## Stored records
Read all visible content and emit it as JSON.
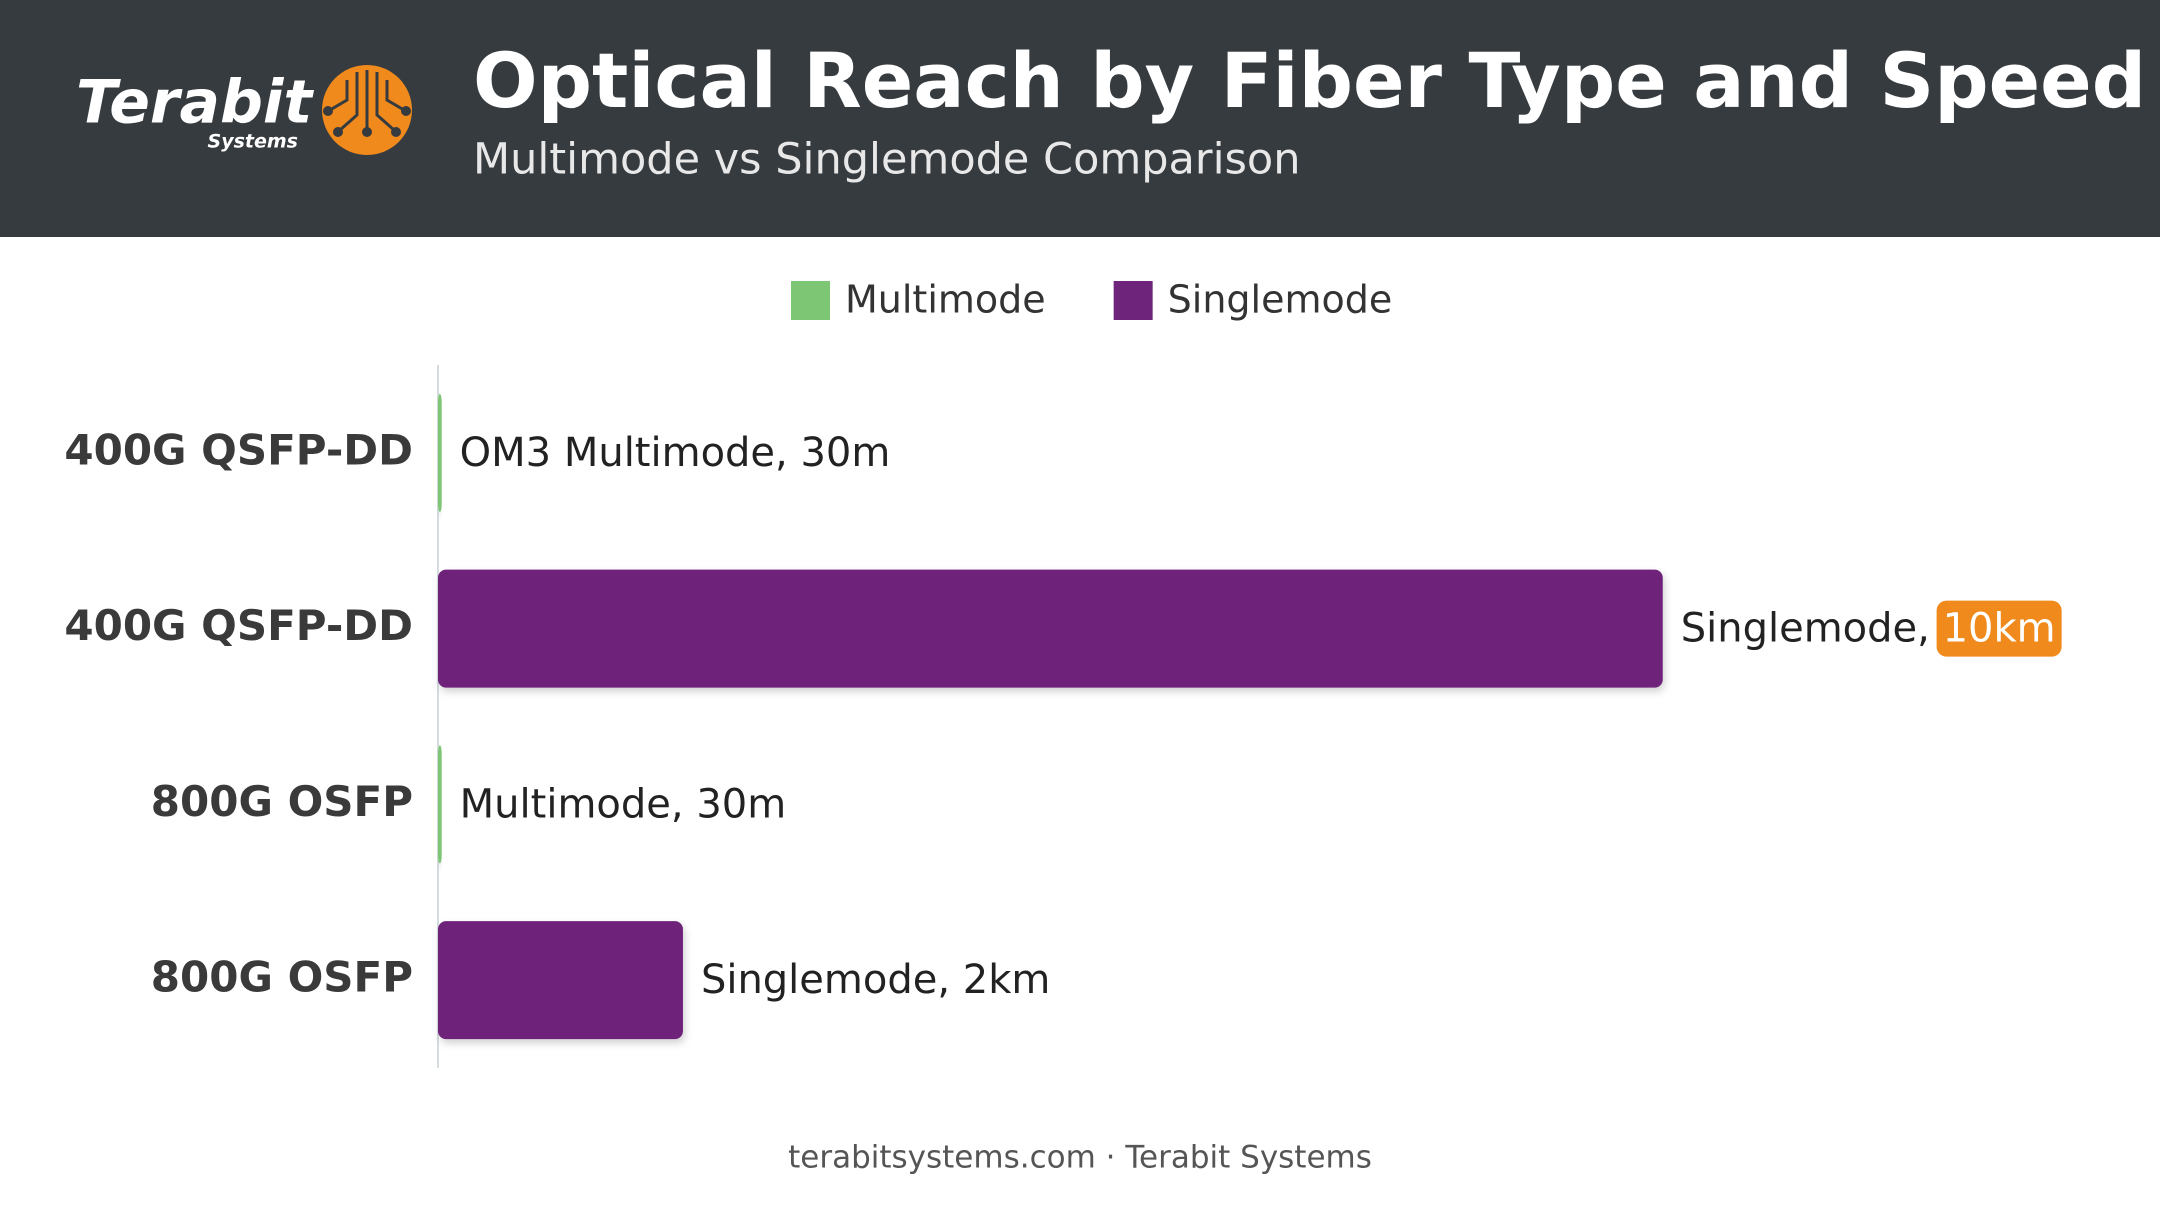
{
  "brand": {
    "name": "Terabit",
    "tagline": "Systems"
  },
  "chart_data": {
    "type": "bar",
    "orientation": "horizontal",
    "title": "Optical Reach by Fiber Type and Speed",
    "subtitle": "Multimode vs Singlemode Comparison",
    "categories": [
      "400G QSFP-DD",
      "400G QSFP-DD",
      "800G OSFP",
      "800G OSFP"
    ],
    "series": [
      {
        "name": "Multimode",
        "color": "#7dc673",
        "values": [
          30,
          null,
          30,
          null
        ],
        "value_labels": [
          "OM3 Multimode, 30m",
          null,
          "Multimode, 30m",
          null
        ]
      },
      {
        "name": "Singlemode",
        "color": "#6e247a",
        "values": [
          null,
          10000,
          null,
          2000
        ],
        "value_labels": [
          null,
          "Singlemode, 10km",
          null,
          "Singlemode, 2km"
        ],
        "highlight_color": "#f08a1c",
        "highlight": [
          false,
          true,
          false,
          false
        ]
      }
    ],
    "legend": "top"
  },
  "footer": "terabitsystems.com · Terabit Systems"
}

## To be done
Transcribe every entry word for word, but omit the pictures.

## Solution to the problem
Read all visible content and emit it as JSON.
{
  "brand": {
    "name": "Terabit",
    "tagline": "Systems"
  },
  "chart_data": {
    "type": "bar",
    "orientation": "horizontal",
    "title": "Optical Reach by Fiber Type and Speed",
    "subtitle": "Multimode vs Singlemode Comparison",
    "categories": [
      "400G QSFP-DD",
      "400G QSFP-DD",
      "800G OSFP",
      "800G OSFP"
    ],
    "series": [
      {
        "name": "Multimode",
        "color": "#7dc673",
        "values": [
          30,
          null,
          30,
          null
        ],
        "value_labels": [
          "OM3 Multimode, 30m",
          null,
          "Multimode, 30m",
          null
        ]
      },
      {
        "name": "Singlemode",
        "color": "#6e247a",
        "values": [
          null,
          10000,
          null,
          2000
        ],
        "value_labels": [
          null,
          "Singlemode, 10km",
          null,
          "Singlemode, 2km"
        ],
        "highlight_color": "#f08a1c",
        "highlight": [
          false,
          true,
          false,
          false
        ]
      }
    ],
    "legend": "top"
  },
  "footer": "terabitsystems.com · Terabit Systems"
}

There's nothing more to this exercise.